TEXTE FOURNI:
============================================================
Par ailleurs, le Conseil d’État relève que la société Diversité TV France « a réuni les financements nécessaires au développement de la chaîne » et que « cette chaîne a obtenu certains résultats en termes de part d’audience ». Pourtant, le CSA avait relevé certains manquements dans le respect des obligations fixées à la chaîne, par exemple sur le quota de cinéma français diffusé. Le Conseil d’Etat le reconnaît mais ajoute : « On ne saurait lui reprocher de n’avoir pas mis en œuvre les moyens nécessaires à l’exploitation du service de télévision pour la diffusion duquel elle était autorisée à utiliser une fréquence. »
Le CSA pointé du doigtLa décision est pour certains une surprise : en effet, le rapporteur public, dans ses conclusions rendues vendredi 25 mars, avait préconisé de confirmer la décision du CSA. Son avis n’a pas été suivi. Comme cela avait déjà été le cas dans le dossier du passage en gratuit de la chaîne d’information LCI, à l’été 2015.
Pour Olivier Schrameck, le président du CSA, la décision du Conseil d’Etat est un coup : lui-même issu du Conseil d’Etat et fin juriste, il voit pour la seconde fois son corps d’origine casser un de ses choix. La première fois, c’était dans le dossier LCI pour une raison de pure forme : à la surprise générale, le Conseil d’Etat avait estimé que le CSA aurait dû publier l’étude d’impact économique réalisée sur le sujet avant de rendre sa décision. Cette fois-ci, le Conseil d’Etat se place sur le fond.
============================================================
LIGNES EXTRAITES:
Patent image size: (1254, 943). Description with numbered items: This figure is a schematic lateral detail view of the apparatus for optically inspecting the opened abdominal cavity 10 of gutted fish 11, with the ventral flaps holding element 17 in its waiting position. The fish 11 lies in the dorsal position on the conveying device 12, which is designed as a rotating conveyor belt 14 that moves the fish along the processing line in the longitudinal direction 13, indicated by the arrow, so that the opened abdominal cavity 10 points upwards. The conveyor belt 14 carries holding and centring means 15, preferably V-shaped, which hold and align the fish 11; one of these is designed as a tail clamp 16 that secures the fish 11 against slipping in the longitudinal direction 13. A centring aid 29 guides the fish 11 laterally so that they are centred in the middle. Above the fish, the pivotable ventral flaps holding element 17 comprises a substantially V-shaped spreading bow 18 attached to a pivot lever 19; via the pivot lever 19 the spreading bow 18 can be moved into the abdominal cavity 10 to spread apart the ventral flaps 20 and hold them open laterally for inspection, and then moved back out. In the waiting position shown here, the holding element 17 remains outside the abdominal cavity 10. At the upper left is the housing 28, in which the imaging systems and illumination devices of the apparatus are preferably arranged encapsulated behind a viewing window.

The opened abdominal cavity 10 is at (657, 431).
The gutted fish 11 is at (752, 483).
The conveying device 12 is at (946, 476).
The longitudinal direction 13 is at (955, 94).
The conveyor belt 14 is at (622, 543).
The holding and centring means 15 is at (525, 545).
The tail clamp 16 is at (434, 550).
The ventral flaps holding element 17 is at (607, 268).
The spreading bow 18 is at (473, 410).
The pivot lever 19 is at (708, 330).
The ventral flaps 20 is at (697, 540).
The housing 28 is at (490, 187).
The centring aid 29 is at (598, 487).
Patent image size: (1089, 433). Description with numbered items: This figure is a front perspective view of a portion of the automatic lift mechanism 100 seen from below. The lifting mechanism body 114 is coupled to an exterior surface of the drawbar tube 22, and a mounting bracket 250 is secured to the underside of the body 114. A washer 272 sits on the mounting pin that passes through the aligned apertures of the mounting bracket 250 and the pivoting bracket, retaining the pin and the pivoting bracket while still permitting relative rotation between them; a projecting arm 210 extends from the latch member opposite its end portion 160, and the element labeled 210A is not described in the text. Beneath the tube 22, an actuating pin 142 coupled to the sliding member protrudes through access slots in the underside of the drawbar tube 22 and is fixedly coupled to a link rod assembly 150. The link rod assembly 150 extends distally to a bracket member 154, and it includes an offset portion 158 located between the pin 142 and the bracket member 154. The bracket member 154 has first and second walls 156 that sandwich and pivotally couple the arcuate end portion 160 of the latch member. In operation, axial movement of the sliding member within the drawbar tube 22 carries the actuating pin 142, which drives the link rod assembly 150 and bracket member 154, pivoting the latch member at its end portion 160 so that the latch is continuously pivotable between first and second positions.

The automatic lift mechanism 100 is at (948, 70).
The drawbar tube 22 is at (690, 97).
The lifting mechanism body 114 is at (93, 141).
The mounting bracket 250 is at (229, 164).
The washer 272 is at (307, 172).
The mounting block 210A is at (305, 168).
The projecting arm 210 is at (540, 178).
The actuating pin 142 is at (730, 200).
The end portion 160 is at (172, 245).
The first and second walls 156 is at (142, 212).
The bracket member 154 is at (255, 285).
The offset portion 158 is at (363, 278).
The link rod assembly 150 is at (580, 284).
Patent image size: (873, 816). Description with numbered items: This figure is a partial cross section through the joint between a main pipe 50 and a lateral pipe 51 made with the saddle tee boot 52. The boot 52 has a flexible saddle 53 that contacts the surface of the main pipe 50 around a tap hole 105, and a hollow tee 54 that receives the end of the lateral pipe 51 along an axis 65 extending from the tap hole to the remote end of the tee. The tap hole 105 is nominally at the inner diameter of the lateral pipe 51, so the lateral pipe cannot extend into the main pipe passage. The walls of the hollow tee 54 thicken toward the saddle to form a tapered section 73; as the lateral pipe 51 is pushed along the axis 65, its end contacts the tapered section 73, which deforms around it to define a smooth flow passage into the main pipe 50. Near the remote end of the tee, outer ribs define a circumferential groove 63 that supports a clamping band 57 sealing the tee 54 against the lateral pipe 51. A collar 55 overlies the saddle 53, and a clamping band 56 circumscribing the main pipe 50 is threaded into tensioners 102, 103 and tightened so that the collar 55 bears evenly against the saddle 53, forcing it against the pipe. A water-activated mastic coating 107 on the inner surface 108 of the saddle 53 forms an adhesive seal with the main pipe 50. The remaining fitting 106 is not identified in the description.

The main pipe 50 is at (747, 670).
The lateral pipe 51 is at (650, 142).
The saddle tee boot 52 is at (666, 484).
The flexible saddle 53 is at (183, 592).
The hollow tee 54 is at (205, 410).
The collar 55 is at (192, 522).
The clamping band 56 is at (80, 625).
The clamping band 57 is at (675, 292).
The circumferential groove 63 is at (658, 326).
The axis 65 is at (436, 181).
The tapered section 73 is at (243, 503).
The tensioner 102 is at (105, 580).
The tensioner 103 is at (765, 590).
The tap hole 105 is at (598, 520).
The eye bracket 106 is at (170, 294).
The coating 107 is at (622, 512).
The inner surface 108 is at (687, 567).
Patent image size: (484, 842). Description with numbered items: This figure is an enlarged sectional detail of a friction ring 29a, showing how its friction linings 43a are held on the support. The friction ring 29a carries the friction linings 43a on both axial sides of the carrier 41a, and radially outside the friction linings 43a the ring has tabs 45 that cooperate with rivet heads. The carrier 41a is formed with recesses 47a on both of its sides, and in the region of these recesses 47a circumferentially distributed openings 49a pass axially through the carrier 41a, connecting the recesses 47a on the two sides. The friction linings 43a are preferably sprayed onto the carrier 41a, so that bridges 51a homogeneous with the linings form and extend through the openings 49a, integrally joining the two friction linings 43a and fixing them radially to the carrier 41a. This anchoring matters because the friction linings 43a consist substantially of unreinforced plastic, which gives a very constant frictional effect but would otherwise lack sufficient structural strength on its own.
============================================================
CONSIGNE 1: Recopiez mot pour mot le passage du texte fourni qui va de « Le CSA pointé » à « à l’été 2015. ».
CONSIGNE 2:
Pour chacune des affirmations suivantes, indiquez par oui ou par non si elle concorde avec le texte fourni, en citant à l'identique les mots du texte qui tranchent.
(a) Le rapporteur public avait recommandé de confirmer la décision du CSA.
(b) Olivier Schrameck préside le Conseil d'État.
(c) Dans le dossier LCI, le Conseil d'État avait annulé le choix du CSA pour une raison de fond.
CONSIGNE 3:
Répondez aux questions suivantes d'après le texte fourni.
(a) Quel quota est cité en exemple des manquements relevés par le CSA ?
(b) Quel jour le rapporteur public a-t-il rendu ses conclusions ?
(c) D'après le Conseil d'État, qu'est-ce que le CSA aurait dû publier avant de se prononcer dans le dossier LCI ?

VOTRE RÉPONSE 1:
Le CSA pointé du doigtLa décision est pour certains une surprise : en effet, le rapporteur public, dans ses conclusions rendues vendredi 25 mars, avait préconisé de confirmer la décision du CSA. Son avis n’a pas été suivi. Comme cela avait déjà été le cas dans le dossier du passage en gratuit de la chaîne d’information LCI, à l’été 2015.

VOTRE RÉPONSE 2:
(a) Oui : « avait préconisé de confirmer la décision du CSA ».
(b) Non : « Olivier Schrameck, le président du CSA ».
(c) Non : « pour une raison de pure forme ».

VOTRE RÉPONSE 3:
(a) Le quota de cinéma français diffusé.
(b) Le vendredi 25 mars.
(c) L'étude d'impact économique réalisée sur le sujet.